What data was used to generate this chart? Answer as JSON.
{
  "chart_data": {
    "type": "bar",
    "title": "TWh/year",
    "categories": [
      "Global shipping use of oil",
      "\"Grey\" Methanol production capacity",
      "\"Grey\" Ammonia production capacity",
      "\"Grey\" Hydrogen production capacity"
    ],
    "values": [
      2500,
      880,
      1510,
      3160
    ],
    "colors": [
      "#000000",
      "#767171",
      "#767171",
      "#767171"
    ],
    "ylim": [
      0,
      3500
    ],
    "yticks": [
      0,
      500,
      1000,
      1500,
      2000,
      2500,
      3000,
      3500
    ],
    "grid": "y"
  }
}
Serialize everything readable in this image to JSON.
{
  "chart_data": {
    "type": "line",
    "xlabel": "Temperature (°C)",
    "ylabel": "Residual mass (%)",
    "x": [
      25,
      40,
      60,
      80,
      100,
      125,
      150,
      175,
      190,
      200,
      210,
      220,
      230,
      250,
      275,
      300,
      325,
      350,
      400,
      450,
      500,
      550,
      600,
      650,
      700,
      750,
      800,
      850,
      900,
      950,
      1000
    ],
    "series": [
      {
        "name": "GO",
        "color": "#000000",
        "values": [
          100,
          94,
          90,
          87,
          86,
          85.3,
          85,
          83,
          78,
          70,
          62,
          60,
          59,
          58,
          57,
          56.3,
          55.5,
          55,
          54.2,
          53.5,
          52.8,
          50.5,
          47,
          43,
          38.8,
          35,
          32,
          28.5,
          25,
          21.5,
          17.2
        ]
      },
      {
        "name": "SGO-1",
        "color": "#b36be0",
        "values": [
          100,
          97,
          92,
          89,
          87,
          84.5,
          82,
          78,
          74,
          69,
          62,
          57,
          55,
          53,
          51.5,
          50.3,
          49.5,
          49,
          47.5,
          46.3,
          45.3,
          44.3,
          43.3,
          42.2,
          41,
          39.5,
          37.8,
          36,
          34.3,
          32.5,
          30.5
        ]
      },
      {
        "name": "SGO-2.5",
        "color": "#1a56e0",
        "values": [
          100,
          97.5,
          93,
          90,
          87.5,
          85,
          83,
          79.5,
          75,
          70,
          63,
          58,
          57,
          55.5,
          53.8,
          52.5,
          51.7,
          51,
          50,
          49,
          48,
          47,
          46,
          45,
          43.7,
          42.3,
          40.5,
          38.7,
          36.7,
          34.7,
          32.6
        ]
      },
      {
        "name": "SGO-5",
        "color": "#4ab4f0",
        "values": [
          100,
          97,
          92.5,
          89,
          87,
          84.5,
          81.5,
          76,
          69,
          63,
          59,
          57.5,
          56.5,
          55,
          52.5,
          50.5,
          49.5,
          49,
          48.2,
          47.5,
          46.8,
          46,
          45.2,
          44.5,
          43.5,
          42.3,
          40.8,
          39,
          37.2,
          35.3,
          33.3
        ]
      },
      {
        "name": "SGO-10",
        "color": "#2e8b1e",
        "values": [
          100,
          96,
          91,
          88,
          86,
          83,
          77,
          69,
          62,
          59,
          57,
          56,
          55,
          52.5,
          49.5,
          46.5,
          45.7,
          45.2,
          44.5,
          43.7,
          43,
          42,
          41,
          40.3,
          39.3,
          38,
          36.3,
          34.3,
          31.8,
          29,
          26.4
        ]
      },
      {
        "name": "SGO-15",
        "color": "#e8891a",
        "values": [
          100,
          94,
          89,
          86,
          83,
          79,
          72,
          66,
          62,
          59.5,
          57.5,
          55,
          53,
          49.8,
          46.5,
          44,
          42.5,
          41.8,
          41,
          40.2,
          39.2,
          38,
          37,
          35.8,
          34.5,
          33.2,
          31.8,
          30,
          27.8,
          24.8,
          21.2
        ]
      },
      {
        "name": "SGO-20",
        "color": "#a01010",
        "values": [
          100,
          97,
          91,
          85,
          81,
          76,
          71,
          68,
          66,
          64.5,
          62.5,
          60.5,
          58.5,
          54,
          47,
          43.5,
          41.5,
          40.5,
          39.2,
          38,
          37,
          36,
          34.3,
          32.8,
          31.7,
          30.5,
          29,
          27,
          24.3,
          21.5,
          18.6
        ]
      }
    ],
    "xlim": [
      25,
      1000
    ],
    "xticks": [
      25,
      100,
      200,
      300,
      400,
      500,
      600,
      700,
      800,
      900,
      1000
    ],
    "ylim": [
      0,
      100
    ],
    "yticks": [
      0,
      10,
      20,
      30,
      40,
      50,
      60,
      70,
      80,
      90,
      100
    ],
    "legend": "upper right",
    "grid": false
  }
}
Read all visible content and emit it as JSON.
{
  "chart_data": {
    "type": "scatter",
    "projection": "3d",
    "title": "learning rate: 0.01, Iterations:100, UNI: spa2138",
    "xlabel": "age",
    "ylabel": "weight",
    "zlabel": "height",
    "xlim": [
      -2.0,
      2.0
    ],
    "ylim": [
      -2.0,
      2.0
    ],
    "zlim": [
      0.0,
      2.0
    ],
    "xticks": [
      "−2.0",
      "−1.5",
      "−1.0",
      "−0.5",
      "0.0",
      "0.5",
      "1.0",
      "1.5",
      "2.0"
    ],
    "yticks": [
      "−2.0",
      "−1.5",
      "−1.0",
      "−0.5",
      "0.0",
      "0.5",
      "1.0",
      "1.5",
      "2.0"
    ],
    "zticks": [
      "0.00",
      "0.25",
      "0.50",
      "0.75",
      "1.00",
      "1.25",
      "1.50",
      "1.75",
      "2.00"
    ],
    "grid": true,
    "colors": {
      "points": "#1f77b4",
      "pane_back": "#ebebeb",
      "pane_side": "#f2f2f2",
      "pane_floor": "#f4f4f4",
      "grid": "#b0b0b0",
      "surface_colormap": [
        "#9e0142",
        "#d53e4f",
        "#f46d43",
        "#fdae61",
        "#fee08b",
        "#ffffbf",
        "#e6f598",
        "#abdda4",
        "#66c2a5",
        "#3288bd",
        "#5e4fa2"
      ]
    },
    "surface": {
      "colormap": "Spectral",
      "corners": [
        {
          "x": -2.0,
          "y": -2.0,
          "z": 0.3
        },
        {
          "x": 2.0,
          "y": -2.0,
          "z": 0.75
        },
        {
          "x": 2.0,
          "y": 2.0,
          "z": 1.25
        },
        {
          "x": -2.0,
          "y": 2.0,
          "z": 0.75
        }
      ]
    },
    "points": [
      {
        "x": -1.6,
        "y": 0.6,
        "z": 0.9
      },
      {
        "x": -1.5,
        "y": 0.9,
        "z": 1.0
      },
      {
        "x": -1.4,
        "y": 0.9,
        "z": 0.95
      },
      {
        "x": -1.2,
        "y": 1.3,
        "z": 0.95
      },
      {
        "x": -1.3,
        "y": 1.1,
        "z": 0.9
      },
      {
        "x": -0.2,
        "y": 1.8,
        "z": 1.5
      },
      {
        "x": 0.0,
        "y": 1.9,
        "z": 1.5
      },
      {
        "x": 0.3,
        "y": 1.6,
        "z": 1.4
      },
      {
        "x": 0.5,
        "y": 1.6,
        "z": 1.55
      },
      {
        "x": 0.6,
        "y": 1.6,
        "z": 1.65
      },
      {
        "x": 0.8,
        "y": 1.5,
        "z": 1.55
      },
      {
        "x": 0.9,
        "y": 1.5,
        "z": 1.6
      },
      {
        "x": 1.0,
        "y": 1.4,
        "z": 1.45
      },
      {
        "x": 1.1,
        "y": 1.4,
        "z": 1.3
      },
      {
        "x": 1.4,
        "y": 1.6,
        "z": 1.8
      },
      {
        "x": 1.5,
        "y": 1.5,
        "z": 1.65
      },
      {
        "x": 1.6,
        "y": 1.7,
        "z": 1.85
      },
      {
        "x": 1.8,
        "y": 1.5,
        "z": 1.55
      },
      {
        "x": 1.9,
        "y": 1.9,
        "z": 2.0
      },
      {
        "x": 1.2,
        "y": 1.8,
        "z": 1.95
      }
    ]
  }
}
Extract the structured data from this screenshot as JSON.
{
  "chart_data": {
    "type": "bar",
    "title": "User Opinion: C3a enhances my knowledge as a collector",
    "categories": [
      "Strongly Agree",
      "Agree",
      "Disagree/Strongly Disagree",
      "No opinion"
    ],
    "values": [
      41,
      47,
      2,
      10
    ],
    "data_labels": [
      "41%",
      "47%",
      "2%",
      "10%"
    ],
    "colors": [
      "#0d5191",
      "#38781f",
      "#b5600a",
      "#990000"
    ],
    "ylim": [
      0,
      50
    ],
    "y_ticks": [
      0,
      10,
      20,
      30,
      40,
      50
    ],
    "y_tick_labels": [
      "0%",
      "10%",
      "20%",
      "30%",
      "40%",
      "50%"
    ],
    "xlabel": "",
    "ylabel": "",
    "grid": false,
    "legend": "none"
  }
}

> Work to complete
Copy all the lines above that hold the string "grid".

> Expected answer
    "grid": "y"
    "grid": false
    "grid": true,
      "grid": "#b0b0b0",
    "grid": false,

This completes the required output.